SHORT TASK: Look through the data and write out every line with the word "Piendamo" in it.

>> Begin

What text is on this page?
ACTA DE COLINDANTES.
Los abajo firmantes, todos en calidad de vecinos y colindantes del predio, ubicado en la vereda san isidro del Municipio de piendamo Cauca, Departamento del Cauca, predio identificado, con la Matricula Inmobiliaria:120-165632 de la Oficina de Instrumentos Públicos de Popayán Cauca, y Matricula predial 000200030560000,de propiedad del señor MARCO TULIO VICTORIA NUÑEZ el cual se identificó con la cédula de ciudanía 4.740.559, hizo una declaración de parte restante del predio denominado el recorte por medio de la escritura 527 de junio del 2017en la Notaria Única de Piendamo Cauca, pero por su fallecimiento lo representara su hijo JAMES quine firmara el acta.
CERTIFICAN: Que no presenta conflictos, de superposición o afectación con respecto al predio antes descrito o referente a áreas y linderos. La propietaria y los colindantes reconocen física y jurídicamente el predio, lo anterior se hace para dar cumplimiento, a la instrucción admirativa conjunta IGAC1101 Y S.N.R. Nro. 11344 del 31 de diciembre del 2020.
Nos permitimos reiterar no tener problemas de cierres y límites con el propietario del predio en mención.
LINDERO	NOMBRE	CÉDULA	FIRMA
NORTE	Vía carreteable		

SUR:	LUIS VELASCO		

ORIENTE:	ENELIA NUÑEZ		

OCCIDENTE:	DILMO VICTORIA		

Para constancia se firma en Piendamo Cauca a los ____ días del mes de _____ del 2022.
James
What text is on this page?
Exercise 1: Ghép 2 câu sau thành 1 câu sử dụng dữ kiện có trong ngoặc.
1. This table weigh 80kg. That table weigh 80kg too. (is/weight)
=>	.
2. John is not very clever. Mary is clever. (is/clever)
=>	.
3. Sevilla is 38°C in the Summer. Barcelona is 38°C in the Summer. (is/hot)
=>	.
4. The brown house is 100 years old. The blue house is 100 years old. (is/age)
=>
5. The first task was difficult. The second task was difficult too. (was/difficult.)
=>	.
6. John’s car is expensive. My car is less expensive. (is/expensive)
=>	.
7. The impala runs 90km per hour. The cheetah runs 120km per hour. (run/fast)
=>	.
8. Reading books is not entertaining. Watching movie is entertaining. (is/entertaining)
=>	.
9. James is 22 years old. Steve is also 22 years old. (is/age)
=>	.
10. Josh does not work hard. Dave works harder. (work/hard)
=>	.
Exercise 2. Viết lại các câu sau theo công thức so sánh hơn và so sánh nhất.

>> End

EXERCISE SOLUTION:
Los abajo firmantes, todos en calidad de vecinos y colindantes del predio, ubicado en la vereda san isidro del Municipio de piendamo Cauca, Departamento del Cauca, predio identificado, con la Matricula Inmobiliaria:120-165632 de la Oficina de Instrumentos Públicos de Popayán Cauca, y Matricula predial 000200030560000,de propiedad del señor MARCO TULIO VICTORIA NUÑEZ el cual se identificó con la cédula de ciudanía 4.740.559, hizo una declaración de parte restante del predio denominado el recorte por medio de la escritura 527 de junio del 2017en la Notaria Única de Piendamo Cauca, pero por su fallecimiento lo representara su hijo JAMES quine firmara el acta.
Para constancia se firma en Piendamo Cauca a los ____ días del mes de _____ del 2022.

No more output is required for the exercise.